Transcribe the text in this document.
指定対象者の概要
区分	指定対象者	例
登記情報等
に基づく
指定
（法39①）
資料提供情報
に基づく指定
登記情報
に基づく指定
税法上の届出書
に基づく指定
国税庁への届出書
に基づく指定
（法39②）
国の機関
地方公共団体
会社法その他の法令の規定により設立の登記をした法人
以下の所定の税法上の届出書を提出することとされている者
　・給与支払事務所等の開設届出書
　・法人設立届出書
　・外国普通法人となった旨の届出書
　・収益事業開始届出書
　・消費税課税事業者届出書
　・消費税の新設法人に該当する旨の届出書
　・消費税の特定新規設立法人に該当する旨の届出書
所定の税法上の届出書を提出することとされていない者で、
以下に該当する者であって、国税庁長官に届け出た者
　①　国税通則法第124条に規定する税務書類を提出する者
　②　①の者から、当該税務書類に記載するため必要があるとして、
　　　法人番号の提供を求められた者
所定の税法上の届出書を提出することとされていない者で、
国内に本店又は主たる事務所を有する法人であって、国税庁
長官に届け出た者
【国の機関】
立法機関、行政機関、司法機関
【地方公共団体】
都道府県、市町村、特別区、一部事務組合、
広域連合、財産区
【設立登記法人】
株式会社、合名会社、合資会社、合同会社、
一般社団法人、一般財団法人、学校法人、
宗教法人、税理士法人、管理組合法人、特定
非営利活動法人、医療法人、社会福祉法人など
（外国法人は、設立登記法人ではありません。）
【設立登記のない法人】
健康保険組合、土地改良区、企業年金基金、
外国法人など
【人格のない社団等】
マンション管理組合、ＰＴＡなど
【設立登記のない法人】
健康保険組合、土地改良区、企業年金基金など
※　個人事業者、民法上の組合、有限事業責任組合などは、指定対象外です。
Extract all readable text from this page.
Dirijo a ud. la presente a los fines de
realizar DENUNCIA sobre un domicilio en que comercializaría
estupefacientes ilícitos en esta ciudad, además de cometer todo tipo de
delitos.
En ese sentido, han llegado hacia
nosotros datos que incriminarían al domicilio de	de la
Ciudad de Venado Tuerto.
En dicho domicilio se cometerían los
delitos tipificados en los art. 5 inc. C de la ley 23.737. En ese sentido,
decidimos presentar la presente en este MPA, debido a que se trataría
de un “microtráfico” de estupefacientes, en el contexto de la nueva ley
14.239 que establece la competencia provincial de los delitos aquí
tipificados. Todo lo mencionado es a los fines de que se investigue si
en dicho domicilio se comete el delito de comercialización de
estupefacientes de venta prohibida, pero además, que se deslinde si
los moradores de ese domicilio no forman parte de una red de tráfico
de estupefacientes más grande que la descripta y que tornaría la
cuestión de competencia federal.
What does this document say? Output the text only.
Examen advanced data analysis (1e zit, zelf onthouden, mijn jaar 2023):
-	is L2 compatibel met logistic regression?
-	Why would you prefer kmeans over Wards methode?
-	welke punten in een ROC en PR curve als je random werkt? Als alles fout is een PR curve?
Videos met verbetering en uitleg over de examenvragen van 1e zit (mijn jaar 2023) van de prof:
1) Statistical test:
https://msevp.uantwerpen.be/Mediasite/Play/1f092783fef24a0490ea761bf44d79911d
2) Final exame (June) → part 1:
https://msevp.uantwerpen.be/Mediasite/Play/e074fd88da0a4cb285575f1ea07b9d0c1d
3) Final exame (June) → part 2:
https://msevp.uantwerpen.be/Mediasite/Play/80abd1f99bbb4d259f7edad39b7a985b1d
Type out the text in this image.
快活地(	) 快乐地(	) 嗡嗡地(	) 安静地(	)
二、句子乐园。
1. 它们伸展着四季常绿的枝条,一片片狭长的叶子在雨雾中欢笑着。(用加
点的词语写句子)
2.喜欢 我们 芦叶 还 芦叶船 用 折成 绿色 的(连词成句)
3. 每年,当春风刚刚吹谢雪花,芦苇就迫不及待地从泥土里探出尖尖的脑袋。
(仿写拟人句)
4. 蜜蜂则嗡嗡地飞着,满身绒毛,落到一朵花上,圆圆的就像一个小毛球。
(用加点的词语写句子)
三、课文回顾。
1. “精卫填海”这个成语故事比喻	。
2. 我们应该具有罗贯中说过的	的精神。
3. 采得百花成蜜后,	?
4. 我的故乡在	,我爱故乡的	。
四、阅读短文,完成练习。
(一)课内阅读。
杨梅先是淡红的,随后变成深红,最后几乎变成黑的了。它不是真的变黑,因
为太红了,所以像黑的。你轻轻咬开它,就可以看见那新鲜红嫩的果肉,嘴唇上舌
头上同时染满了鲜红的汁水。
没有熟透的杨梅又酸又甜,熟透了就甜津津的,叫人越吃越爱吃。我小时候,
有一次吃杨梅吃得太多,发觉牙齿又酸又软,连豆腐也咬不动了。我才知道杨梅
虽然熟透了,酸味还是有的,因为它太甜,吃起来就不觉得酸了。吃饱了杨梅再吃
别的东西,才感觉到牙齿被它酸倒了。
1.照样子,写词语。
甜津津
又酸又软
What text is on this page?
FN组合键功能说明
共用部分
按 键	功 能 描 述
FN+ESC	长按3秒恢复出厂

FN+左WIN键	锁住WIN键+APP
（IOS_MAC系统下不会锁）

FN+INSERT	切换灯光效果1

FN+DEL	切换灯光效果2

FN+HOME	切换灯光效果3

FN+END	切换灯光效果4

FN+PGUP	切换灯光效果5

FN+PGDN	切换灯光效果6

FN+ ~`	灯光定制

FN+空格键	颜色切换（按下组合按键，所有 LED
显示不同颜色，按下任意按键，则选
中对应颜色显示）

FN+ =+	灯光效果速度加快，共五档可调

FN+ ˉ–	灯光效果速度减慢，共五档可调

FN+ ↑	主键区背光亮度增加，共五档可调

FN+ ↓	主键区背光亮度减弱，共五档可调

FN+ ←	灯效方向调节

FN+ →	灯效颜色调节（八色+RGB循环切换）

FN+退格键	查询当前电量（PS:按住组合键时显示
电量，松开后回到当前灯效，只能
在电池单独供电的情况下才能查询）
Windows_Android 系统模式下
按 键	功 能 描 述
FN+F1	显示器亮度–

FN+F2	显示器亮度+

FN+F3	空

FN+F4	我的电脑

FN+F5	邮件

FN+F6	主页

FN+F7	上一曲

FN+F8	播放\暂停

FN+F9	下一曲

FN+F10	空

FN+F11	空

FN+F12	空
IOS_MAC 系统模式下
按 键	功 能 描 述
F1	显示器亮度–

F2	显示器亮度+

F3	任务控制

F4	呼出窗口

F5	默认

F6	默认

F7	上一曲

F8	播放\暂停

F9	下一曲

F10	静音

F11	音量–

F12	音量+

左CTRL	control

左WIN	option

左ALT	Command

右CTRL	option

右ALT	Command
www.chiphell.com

§

• _WHAT IS NEEDED_:
Output each record exactly, leaving nothing out.

• _FULL ANSWER_:
Transcribe the text in this document.
指定対象者の概要
区分	指定対象者	例
登記情報等
に基づく
指定
（法39①）
資料提供情報
に基づく指定
登記情報
に基づく指定
税法上の届出書
に基づく指定
国税庁への届出書
に基づく指定
（法39②）
国の機関
地方公共団体
会社法その他の法令の規定により設立の登記をした法人
以下の所定の税法上の届出書を提出することとされている者
　・給与支払事務所等の開設届出書
　・法人設立届出書
　・外国普通法人となった旨の届出書
　・収益事業開始届出書
　・消費税課税事業者届出書
　・消費税の新設法人に該当する旨の届出書
　・消費税の特定新規設立法人に該当する旨の届出書
所定の税法上の届出書を提出することとされていない者で、
以下に該当する者であって、国税庁長官に届け出た者
　①　国税通則法第124条に規定する税務書類を提出する者
　②　①の者から、当該税務書類に記載するため必要があるとして、
　　　法人番号の提供を求められた者
所定の税法上の届出書を提出することとされていない者で、
国内に本店又は主たる事務所を有する法人であって、国税庁
長官に届け出た者
【国の機関】
立法機関、行政機関、司法機関
【地方公共団体】
都道府県、市町村、特別区、一部事務組合、
広域連合、財産区
【設立登記法人】
株式会社、合名会社、合資会社、合同会社、
一般社団法人、一般財団法人、学校法人、
宗教法人、税理士法人、管理組合法人、特定
非営利活動法人、医療法人、社会福祉法人など
（外国法人は、設立登記法人ではありません。）
【設立登記のない法人】
健康保険組合、土地改良区、企業年金基金、
外国法人など
【人格のない社団等】
マンション管理組合、ＰＴＡなど
【設立登記のない法人】
健康保険組合、土地改良区、企業年金基金など
※　個人事業者、民法上の組合、有限事業責任組合などは、指定対象外です。
Extract all readable text from this page.
Dirijo a ud. la presente a los fines de
realizar DENUNCIA sobre un domicilio en que comercializaría
estupefacientes ilícitos en esta ciudad, además de cometer todo tipo de
delitos.
En ese sentido, han llegado hacia
nosotros datos que incriminarían al domicilio de	de la
Ciudad de Venado Tuerto.
En dicho domicilio se cometerían los
delitos tipificados en los art. 5 inc. C de la ley 23.737. En ese sentido,
decidimos presentar la presente en este MPA, debido a que se trataría
de un “microtráfico” de estupefacientes, en el contexto de la nueva ley
14.239 que establece la competencia provincial de los delitos aquí
tipificados. Todo lo mencionado es a los fines de que se investigue si
en dicho domicilio se comete el delito de comercialización de
estupefacientes de venta prohibida, pero además, que se deslinde si
los moradores de ese domicilio no forman parte de una red de tráfico
de estupefacientes más grande que la descripta y que tornaría la
cuestión de competencia federal.
What does this document say? Output the text only.
Examen advanced data analysis (1e zit, zelf onthouden, mijn jaar 2023):
-	is L2 compatibel met logistic regression?
-	Why would you prefer kmeans over Wards methode?
-	welke punten in een ROC en PR curve als je random werkt? Als alles fout is een PR curve?
Videos met verbetering en uitleg over de examenvragen van 1e zit (mijn jaar 2023) van de prof:
1) Statistical test:
https://msevp.uantwerpen.be/Mediasite/Play/1f092783fef24a0490ea761bf44d79911d
2) Final exame (June) → part 1:
https://msevp.uantwerpen.be/Mediasite/Play/e074fd88da0a4cb285575f1ea07b9d0c1d
3) Final exame (June) → part 2:
https://msevp.uantwerpen.be/Mediasite/Play/80abd1f99bbb4d259f7edad39b7a985b1d
Type out the text in this image.
快活地(	) 快乐地(	) 嗡嗡地(	) 安静地(	)
二、句子乐园。
1. 它们伸展着四季常绿的枝条,一片片狭长的叶子在雨雾中欢笑着。(用加
点的词语写句子)
2.喜欢 我们 芦叶 还 芦叶船 用 折成 绿色 的(连词成句)
3. 每年,当春风刚刚吹谢雪花,芦苇就迫不及待地从泥土里探出尖尖的脑袋。
(仿写拟人句)
4. 蜜蜂则嗡嗡地飞着,满身绒毛,落到一朵花上,圆圆的就像一个小毛球。
(用加点的词语写句子)
三、课文回顾。
1. “精卫填海”这个成语故事比喻	。
2. 我们应该具有罗贯中说过的	的精神。
3. 采得百花成蜜后,	?
4. 我的故乡在	,我爱故乡的	。
四、阅读短文,完成练习。
(一)课内阅读。
杨梅先是淡红的,随后变成深红,最后几乎变成黑的了。它不是真的变黑,因
为太红了,所以像黑的。你轻轻咬开它,就可以看见那新鲜红嫩的果肉,嘴唇上舌
头上同时染满了鲜红的汁水。
没有熟透的杨梅又酸又甜,熟透了就甜津津的,叫人越吃越爱吃。我小时候,
有一次吃杨梅吃得太多,发觉牙齿又酸又软,连豆腐也咬不动了。我才知道杨梅
虽然熟透了,酸味还是有的,因为它太甜,吃起来就不觉得酸了。吃饱了杨梅再吃
别的东西,才感觉到牙齿被它酸倒了。
1.照样子,写词语。
甜津津
又酸又软
What text is on this page?
FN组合键功能说明
共用部分
按 键	功 能 描 述
FN+ESC	长按3秒恢复出厂

FN+左WIN键	锁住WIN键+APP
（IOS_MAC系统下不会锁）

FN+INSERT	切换灯光效果1

FN+DEL	切换灯光效果2

FN+HOME	切换灯光效果3

FN+END	切换灯光效果4

FN+PGUP	切换灯光效果5

FN+PGDN	切换灯光效果6

FN+ ~`	灯光定制

FN+空格键	颜色切换（按下组合按键，所有 LED
显示不同颜色，按下任意按键，则选
中对应颜色显示）

FN+ =+	灯光效果速度加快，共五档可调

FN+ ˉ–	灯光效果速度减慢，共五档可调

FN+ ↑	主键区背光亮度增加，共五档可调

FN+ ↓	主键区背光亮度减弱，共五档可调

FN+ ←	灯效方向调节

FN+ →	灯效颜色调节（八色+RGB循环切换）

FN+退格键	查询当前电量（PS:按住组合键时显示
电量，松开后回到当前灯效，只能
在电池单独供电的情况下才能查询）
Windows_Android 系统模式下
按 键	功 能 描 述
FN+F1	显示器亮度–

FN+F2	显示器亮度+

FN+F3	空

FN+F4	我的电脑

FN+F5	邮件

FN+F6	主页

FN+F7	上一曲

FN+F8	播放\暂停

FN+F9	下一曲

FN+F10	空

FN+F11	空

FN+F12	空
IOS_MAC 系统模式下
按 键	功 能 描 述
F1	显示器亮度–

F2	显示器亮度+

F3	任务控制

F4	呼出窗口

F5	默认

F6	默认

F7	上一曲

F8	播放\暂停

F9	下一曲

F10	静音

F11	音量–

F12	音量+

左CTRL	control

左WIN	option

左ALT	Command

右CTRL	option

右ALT	Command
www.chiphell.com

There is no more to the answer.